***** Records for processing *****
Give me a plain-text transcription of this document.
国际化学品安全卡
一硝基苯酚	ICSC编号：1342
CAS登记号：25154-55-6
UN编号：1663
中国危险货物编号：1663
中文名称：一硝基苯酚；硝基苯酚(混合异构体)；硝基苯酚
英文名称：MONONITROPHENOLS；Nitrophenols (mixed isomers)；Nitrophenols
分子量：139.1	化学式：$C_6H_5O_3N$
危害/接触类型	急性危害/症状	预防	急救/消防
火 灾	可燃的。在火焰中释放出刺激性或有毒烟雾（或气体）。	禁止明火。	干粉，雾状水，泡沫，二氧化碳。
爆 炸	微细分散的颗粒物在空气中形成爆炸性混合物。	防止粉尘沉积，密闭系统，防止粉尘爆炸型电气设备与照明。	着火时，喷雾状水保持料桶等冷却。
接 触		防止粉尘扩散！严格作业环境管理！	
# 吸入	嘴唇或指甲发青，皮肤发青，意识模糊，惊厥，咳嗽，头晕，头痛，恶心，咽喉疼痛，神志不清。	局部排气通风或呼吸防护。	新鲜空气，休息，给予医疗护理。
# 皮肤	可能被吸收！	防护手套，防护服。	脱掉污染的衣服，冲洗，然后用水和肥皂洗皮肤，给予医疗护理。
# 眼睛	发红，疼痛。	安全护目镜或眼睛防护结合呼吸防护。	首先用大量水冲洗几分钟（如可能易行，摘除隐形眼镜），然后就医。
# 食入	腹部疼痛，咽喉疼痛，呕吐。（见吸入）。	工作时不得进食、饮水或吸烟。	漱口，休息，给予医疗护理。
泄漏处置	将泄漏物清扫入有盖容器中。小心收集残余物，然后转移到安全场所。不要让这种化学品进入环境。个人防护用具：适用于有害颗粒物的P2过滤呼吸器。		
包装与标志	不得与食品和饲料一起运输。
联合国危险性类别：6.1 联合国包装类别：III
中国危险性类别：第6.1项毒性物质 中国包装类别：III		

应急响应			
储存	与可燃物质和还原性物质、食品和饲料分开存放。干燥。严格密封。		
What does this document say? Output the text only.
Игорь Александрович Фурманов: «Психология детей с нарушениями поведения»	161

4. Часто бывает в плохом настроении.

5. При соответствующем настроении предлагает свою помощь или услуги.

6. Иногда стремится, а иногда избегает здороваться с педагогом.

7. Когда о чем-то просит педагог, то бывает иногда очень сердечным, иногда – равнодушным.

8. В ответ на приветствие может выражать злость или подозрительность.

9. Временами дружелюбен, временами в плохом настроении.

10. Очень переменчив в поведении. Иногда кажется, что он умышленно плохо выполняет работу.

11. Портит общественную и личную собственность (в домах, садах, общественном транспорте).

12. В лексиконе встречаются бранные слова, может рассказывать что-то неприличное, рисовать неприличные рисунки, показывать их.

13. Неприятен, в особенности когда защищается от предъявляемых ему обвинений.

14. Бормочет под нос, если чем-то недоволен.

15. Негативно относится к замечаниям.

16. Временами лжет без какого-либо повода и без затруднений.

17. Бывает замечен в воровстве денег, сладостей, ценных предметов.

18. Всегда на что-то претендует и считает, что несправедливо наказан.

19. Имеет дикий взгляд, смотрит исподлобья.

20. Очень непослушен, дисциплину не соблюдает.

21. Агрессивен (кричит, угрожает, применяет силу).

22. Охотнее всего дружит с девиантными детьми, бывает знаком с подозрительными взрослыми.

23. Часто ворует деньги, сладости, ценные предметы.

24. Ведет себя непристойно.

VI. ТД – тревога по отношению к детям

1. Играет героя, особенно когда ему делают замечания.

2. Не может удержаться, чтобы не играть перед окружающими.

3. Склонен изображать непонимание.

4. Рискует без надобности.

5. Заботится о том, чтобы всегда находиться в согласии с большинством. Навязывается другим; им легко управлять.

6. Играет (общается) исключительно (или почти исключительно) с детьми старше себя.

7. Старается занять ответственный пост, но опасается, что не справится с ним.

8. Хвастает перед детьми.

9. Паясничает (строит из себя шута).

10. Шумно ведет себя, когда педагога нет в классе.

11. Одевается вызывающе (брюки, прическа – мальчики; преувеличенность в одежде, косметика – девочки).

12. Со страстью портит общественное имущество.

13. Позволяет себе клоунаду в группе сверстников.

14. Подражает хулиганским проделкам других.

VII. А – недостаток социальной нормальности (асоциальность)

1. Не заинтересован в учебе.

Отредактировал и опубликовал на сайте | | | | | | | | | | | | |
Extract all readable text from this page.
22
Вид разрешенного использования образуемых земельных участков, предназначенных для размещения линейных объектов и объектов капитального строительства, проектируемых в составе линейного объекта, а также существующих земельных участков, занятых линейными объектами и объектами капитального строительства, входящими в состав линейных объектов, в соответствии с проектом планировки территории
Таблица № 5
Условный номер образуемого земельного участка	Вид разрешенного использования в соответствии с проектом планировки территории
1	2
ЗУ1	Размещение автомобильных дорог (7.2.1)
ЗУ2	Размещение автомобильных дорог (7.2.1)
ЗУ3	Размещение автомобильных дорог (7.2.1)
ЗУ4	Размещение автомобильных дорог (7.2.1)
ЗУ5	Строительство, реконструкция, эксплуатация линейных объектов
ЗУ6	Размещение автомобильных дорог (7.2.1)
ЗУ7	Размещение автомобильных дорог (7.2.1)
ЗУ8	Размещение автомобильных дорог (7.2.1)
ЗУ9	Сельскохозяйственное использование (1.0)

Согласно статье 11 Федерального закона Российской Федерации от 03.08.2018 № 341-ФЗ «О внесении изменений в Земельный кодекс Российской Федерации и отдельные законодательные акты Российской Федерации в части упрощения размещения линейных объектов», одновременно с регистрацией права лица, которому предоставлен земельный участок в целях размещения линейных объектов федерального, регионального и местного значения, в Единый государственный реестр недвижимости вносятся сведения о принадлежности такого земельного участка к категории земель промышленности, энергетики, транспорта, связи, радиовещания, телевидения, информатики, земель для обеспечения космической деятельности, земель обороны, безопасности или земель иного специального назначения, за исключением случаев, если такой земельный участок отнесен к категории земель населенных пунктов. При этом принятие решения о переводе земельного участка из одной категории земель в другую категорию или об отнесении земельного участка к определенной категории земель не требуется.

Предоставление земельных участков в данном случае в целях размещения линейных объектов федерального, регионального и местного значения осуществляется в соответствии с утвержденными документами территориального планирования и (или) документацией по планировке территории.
*****
Repeat the material from above exactly, word for word.

Give me a plain-text transcription of this document.
国际化学品安全卡
一硝基苯酚	ICSC编号：1342
CAS登记号：25154-55-6
UN编号：1663
中国危险货物编号：1663
中文名称：一硝基苯酚；硝基苯酚(混合异构体)；硝基苯酚
英文名称：MONONITROPHENOLS；Nitrophenols (mixed isomers)；Nitrophenols
分子量：139.1	化学式：$C_6H_5O_3N$
危害/接触类型	急性危害/症状	预防	急救/消防
火 灾	可燃的。在火焰中释放出刺激性或有毒烟雾（或气体）。	禁止明火。	干粉，雾状水，泡沫，二氧化碳。
爆 炸	微细分散的颗粒物在空气中形成爆炸性混合物。	防止粉尘沉积，密闭系统，防止粉尘爆炸型电气设备与照明。	着火时，喷雾状水保持料桶等冷却。
接 触		防止粉尘扩散！严格作业环境管理！	
# 吸入	嘴唇或指甲发青，皮肤发青，意识模糊，惊厥，咳嗽，头晕，头痛，恶心，咽喉疼痛，神志不清。	局部排气通风或呼吸防护。	新鲜空气，休息，给予医疗护理。
# 皮肤	可能被吸收！	防护手套，防护服。	脱掉污染的衣服，冲洗，然后用水和肥皂洗皮肤，给予医疗护理。
# 眼睛	发红，疼痛。	安全护目镜或眼睛防护结合呼吸防护。	首先用大量水冲洗几分钟（如可能易行，摘除隐形眼镜），然后就医。
# 食入	腹部疼痛，咽喉疼痛，呕吐。（见吸入）。	工作时不得进食、饮水或吸烟。	漱口，休息，给予医疗护理。
泄漏处置	将泄漏物清扫入有盖容器中。小心收集残余物，然后转移到安全场所。不要让这种化学品进入环境。个人防护用具：适用于有害颗粒物的P2过滤呼吸器。		
包装与标志	不得与食品和饲料一起运输。
联合国危险性类别：6.1 联合国包装类别：III
中国危险性类别：第6.1项毒性物质 中国包装类别：III		

应急响应			
储存	与可燃物质和还原性物质、食品和饲料分开存放。干燥。严格密封。		
What does this document say? Output the text only.
Игорь Александрович Фурманов: «Психология детей с нарушениями поведения»	161

4. Часто бывает в плохом настроении.

5. При соответствующем настроении предлагает свою помощь или услуги.

6. Иногда стремится, а иногда избегает здороваться с педагогом.

7. Когда о чем-то просит педагог, то бывает иногда очень сердечным, иногда – равнодушным.

8. В ответ на приветствие может выражать злость или подозрительность.

9. Временами дружелюбен, временами в плохом настроении.

10. Очень переменчив в поведении. Иногда кажется, что он умышленно плохо выполняет работу.

11. Портит общественную и личную собственность (в домах, садах, общественном транспорте).

12. В лексиконе встречаются бранные слова, может рассказывать что-то неприличное, рисовать неприличные рисунки, показывать их.

13. Неприятен, в особенности когда защищается от предъявляемых ему обвинений.

14. Бормочет под нос, если чем-то недоволен.

15. Негативно относится к замечаниям.

16. Временами лжет без какого-либо повода и без затруднений.

17. Бывает замечен в воровстве денег, сладостей, ценных предметов.

18. Всегда на что-то претендует и считает, что несправедливо наказан.

19. Имеет дикий взгляд, смотрит исподлобья.

20. Очень непослушен, дисциплину не соблюдает.

21. Агрессивен (кричит, угрожает, применяет силу).

22. Охотнее всего дружит с девиантными детьми, бывает знаком с подозрительными взрослыми.

23. Часто ворует деньги, сладости, ценные предметы.

24. Ведет себя непристойно.

VI. ТД – тревога по отношению к детям

1. Играет героя, особенно когда ему делают замечания.

2. Не может удержаться, чтобы не играть перед окружающими.

3. Склонен изображать непонимание.

4. Рискует без надобности.

5. Заботится о том, чтобы всегда находиться в согласии с большинством. Навязывается другим; им легко управлять.

6. Играет (общается) исключительно (или почти исключительно) с детьми старше себя.

7. Старается занять ответственный пост, но опасается, что не справится с ним.

8. Хвастает перед детьми.

9. Паясничает (строит из себя шута).

10. Шумно ведет себя, когда педагога нет в классе.

11. Одевается вызывающе (брюки, прическа – мальчики; преувеличенность в одежде, косметика – девочки).

12. Со страстью портит общественное имущество.

13. Позволяет себе клоунаду в группе сверстников.

14. Подражает хулиганским проделкам других.

VII. А – недостаток социальной нормальности (асоциальность)

1. Не заинтересован в учебе.

Отредактировал и опубликовал на сайте | | | | | | | | | | | | |
Extract all readable text from this page.
22
Вид разрешенного использования образуемых земельных участков, предназначенных для размещения линейных объектов и объектов капитального строительства, проектируемых в составе линейного объекта, а также существующих земельных участков, занятых линейными объектами и объектами капитального строительства, входящими в состав линейных объектов, в соответствии с проектом планировки территории
Таблица № 5
Условный номер образуемого земельного участка	Вид разрешенного использования в соответствии с проектом планировки территории
1	2
ЗУ1	Размещение автомобильных дорог (7.2.1)
ЗУ2	Размещение автомобильных дорог (7.2.1)
ЗУ3	Размещение автомобильных дорог (7.2.1)
ЗУ4	Размещение автомобильных дорог (7.2.1)
ЗУ5	Строительство, реконструкция, эксплуатация линейных объектов
ЗУ6	Размещение автомобильных дорог (7.2.1)
ЗУ7	Размещение автомобильных дорог (7.2.1)
ЗУ8	Размещение автомобильных дорог (7.2.1)
ЗУ9	Сельскохозяйственное использование (1.0)

Согласно статье 11 Федерального закона Российской Федерации от 03.08.2018 № 341-ФЗ «О внесении изменений в Земельный кодекс Российской Федерации и отдельные законодательные акты Российской Федерации в части упрощения размещения линейных объектов», одновременно с регистрацией права лица, которому предоставлен земельный участок в целях размещения линейных объектов федерального, регионального и местного значения, в Единый государственный реестр недвижимости вносятся сведения о принадлежности такого земельного участка к категории земель промышленности, энергетики, транспорта, связи, радиовещания, телевидения, информатики, земель для обеспечения космической деятельности, земель обороны, безопасности или земель иного специального назначения, за исключением случаев, если такой земельный участок отнесен к категории земель населенных пунктов. При этом принятие решения о переводе земельного участка из одной категории земель в другую категорию или об отнесении земельного участка к определенной категории земель не требуется.

Предоставление земельных участков в данном случае в целях размещения линейных объектов федерального, регионального и местного значения осуществляется в соответствии с утвержденными документами территориального планирования и (или) документацией по планировке территории.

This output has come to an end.